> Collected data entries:
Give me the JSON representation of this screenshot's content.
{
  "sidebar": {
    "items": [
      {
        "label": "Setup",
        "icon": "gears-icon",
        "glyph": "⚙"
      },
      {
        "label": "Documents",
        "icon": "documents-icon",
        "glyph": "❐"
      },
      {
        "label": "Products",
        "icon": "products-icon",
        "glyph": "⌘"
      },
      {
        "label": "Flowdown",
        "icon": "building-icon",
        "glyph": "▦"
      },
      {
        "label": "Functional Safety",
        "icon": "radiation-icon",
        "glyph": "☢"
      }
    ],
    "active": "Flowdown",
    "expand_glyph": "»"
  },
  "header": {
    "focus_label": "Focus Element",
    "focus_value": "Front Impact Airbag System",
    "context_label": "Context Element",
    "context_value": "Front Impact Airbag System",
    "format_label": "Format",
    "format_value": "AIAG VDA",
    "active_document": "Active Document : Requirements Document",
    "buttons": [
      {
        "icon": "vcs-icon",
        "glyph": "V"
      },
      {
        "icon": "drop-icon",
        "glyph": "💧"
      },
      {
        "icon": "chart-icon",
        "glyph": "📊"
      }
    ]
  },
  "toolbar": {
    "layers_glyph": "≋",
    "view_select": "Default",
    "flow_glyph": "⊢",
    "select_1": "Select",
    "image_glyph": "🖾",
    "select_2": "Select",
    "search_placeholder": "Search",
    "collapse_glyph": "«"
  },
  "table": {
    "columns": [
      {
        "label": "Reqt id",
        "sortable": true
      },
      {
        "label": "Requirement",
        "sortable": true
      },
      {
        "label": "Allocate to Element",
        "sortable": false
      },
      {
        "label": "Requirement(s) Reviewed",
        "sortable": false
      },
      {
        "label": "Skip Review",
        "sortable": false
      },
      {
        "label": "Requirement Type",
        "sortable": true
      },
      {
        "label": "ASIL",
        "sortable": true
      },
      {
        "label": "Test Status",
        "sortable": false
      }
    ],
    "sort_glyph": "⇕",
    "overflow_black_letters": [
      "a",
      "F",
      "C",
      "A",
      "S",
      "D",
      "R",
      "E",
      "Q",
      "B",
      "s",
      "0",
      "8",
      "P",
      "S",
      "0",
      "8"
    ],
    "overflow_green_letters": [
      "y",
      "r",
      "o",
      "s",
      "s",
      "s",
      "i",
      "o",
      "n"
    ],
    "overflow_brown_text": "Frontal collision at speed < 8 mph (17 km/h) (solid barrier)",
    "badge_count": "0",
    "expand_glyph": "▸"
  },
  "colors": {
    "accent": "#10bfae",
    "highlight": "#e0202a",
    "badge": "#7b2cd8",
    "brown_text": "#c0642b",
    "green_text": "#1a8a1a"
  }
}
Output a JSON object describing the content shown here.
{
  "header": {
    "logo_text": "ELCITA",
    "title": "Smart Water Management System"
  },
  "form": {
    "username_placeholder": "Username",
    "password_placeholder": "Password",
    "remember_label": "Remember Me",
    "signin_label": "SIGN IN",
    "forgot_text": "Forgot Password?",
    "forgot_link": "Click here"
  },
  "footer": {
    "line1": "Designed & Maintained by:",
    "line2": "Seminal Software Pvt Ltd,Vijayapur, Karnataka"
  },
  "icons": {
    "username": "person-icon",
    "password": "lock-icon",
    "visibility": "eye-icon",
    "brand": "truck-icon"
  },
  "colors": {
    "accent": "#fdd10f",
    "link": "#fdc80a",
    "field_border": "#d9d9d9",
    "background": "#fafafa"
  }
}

> What you have to do:
Your task is to retype all the records above with nothing left out.

> Answer for the task:
Give me the JSON representation of this screenshot's content.
{
  "sidebar": {
    "items": [
      {
        "label": "Setup",
        "icon": "gears-icon",
        "glyph": "⚙"
      },
      {
        "label": "Documents",
        "icon": "documents-icon",
        "glyph": "❐"
      },
      {
        "label": "Products",
        "icon": "products-icon",
        "glyph": "⌘"
      },
      {
        "label": "Flowdown",
        "icon": "building-icon",
        "glyph": "▦"
      },
      {
        "label": "Functional Safety",
        "icon": "radiation-icon",
        "glyph": "☢"
      }
    ],
    "active": "Flowdown",
    "expand_glyph": "»"
  },
  "header": {
    "focus_label": "Focus Element",
    "focus_value": "Front Impact Airbag System",
    "context_label": "Context Element",
    "context_value": "Front Impact Airbag System",
    "format_label": "Format",
    "format_value": "AIAG VDA",
    "active_document": "Active Document : Requirements Document",
    "buttons": [
      {
        "icon": "vcs-icon",
        "glyph": "V"
      },
      {
        "icon": "drop-icon",
        "glyph": "💧"
      },
      {
        "icon": "chart-icon",
        "glyph": "📊"
      }
    ]
  },
  "toolbar": {
    "layers_glyph": "≋",
    "view_select": "Default",
    "flow_glyph": "⊢",
    "select_1": "Select",
    "image_glyph": "🖾",
    "select_2": "Select",
    "search_placeholder": "Search",
    "collapse_glyph": "«"
  },
  "table": {
    "columns": [
      {
        "label": "Reqt id",
        "sortable": true
      },
      {
        "label": "Requirement",
        "sortable": true
      },
      {
        "label": "Allocate to Element",
        "sortable": false
      },
      {
        "label": "Requirement(s) Reviewed",
        "sortable": false
      },
      {
        "label": "Skip Review",
        "sortable": false
      },
      {
        "label": "Requirement Type",
        "sortable": true
      },
      {
        "label": "ASIL",
        "sortable": true
      },
      {
        "label": "Test Status",
        "sortable": false
      }
    ],
    "sort_glyph": "⇕",
    "overflow_black_letters": [
      "a",
      "F",
      "C",
      "A",
      "S",
      "D",
      "R",
      "E",
      "Q",
      "B",
      "s",
      "0",
      "8",
      "P",
      "S",
      "0",
      "8"
    ],
    "overflow_green_letters": [
      "y",
      "r",
      "o",
      "s",
      "s",
      "s",
      "i",
      "o",
      "n"
    ],
    "overflow_brown_text": "Frontal collision at speed < 8 mph (17 km/h) (solid barrier)",
    "badge_count": "0",
    "expand_glyph": "▸"
  },
  "colors": {
    "accent": "#10bfae",
    "highlight": "#e0202a",
    "badge": "#7b2cd8",
    "brown_text": "#c0642b",
    "green_text": "#1a8a1a"
  }
}
Output a JSON object describing the content shown here.
{
  "header": {
    "logo_text": "ELCITA",
    "title": "Smart Water Management System"
  },
  "form": {
    "username_placeholder": "Username",
    "password_placeholder": "Password",
    "remember_label": "Remember Me",
    "signin_label": "SIGN IN",
    "forgot_text": "Forgot Password?",
    "forgot_link": "Click here"
  },
  "footer": {
    "line1": "Designed & Maintained by:",
    "line2": "Seminal Software Pvt Ltd,Vijayapur, Karnataka"
  },
  "icons": {
    "username": "person-icon",
    "password": "lock-icon",
    "visibility": "eye-icon",
    "brand": "truck-icon"
  },
  "colors": {
    "accent": "#fdd10f",
    "link": "#fdc80a",
    "field_border": "#d9d9d9",
    "background": "#fafafa"
  }
}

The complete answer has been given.